• **What to produce**:
Review the listing and copy each line that holds the word "over".

• **Entries shown**:
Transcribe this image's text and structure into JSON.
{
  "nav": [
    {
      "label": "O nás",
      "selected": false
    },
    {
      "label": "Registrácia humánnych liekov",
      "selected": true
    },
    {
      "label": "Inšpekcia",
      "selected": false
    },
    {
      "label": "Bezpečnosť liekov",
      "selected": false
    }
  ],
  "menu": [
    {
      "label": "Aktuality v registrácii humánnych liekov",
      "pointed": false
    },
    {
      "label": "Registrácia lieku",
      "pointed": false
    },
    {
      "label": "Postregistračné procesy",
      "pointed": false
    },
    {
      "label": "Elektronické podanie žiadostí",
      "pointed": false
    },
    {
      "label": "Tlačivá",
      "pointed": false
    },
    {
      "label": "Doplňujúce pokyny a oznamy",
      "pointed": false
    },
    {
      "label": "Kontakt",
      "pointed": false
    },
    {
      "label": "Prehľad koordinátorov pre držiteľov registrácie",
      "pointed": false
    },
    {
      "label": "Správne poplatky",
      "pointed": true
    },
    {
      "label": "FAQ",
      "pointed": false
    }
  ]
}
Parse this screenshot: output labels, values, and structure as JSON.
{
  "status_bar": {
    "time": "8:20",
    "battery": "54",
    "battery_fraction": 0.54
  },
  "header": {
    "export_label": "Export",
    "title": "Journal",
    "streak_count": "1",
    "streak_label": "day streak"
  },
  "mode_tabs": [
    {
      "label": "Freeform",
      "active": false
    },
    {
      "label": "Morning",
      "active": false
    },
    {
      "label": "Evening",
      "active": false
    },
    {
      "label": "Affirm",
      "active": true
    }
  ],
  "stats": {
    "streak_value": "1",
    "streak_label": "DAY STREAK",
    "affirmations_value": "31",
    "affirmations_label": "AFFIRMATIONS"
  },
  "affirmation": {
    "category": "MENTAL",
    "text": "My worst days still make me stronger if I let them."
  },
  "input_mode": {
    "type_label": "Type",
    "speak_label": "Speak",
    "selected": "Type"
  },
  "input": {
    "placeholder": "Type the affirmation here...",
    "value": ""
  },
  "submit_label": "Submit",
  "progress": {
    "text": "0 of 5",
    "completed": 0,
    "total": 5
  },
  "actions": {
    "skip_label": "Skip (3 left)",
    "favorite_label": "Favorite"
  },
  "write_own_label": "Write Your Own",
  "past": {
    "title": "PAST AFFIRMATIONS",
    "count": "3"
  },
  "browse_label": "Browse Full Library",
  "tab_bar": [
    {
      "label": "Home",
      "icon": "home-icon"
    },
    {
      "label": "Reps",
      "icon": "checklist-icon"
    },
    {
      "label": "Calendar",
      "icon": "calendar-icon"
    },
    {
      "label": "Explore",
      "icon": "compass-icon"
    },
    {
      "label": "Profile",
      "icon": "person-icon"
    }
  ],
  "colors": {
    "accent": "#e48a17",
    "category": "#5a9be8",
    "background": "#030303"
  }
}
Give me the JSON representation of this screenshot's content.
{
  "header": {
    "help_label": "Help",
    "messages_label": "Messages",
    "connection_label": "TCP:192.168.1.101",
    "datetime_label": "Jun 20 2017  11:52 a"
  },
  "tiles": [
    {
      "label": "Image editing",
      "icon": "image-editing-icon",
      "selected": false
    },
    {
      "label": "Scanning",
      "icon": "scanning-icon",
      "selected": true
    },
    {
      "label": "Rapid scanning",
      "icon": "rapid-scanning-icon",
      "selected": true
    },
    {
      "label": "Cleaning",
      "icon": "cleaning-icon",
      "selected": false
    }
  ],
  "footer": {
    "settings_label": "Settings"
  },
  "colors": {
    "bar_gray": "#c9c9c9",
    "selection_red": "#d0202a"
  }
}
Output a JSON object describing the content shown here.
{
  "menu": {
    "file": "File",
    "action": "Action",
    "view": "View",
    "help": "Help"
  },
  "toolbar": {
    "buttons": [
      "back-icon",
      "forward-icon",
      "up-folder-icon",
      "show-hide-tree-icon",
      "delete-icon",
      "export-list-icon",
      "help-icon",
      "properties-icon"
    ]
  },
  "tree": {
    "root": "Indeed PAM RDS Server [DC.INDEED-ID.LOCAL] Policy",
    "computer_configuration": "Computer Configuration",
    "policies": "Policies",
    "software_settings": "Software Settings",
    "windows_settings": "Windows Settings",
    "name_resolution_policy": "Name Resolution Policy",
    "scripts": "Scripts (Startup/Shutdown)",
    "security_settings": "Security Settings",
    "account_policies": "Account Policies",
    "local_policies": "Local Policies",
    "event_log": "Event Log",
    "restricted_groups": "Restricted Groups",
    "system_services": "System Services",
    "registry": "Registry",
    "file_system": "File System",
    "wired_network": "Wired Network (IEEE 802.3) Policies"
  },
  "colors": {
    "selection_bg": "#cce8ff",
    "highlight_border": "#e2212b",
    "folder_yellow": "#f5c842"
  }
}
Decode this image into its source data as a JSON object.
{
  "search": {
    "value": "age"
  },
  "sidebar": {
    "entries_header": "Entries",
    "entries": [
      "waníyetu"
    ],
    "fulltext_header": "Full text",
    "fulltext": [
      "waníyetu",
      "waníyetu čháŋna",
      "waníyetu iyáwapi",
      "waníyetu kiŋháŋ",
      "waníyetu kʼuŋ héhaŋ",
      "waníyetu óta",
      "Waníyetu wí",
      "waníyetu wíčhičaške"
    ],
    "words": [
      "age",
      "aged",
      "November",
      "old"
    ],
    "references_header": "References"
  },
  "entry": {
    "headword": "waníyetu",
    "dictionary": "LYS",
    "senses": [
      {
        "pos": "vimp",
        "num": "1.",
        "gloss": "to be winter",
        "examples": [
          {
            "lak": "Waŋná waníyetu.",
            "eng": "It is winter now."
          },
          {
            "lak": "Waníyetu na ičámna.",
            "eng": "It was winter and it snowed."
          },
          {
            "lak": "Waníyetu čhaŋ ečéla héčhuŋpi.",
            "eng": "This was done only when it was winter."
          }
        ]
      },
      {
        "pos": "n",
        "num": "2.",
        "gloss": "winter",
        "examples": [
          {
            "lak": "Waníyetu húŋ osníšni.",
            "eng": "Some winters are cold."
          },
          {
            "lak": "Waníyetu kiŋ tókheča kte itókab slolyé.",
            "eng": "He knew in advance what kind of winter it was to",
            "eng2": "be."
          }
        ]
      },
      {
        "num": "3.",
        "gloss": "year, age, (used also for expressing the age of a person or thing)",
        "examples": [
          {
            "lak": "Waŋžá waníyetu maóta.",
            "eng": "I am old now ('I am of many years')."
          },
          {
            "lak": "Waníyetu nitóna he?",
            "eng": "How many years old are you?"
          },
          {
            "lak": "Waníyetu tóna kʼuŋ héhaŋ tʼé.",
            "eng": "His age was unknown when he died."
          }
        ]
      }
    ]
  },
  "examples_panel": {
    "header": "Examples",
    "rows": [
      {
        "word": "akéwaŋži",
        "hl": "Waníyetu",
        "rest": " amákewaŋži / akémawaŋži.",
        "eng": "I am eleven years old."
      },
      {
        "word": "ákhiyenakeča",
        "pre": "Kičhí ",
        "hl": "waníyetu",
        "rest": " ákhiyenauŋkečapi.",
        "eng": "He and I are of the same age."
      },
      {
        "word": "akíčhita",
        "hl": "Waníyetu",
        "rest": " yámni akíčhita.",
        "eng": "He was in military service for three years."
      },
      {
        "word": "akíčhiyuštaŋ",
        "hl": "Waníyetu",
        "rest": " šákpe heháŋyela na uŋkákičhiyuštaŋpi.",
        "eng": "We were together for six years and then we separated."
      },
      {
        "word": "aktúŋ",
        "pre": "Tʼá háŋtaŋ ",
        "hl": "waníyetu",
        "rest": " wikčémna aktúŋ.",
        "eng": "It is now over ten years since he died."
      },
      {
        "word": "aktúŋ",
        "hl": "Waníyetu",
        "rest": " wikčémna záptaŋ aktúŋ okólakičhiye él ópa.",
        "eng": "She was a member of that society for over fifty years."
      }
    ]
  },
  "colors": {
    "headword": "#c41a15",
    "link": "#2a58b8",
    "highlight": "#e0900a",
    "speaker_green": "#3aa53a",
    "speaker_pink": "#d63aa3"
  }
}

• **Written response**:
        "eng": "It is now over ten years since he died."
        "eng": "She was a member of that society for over fifty years."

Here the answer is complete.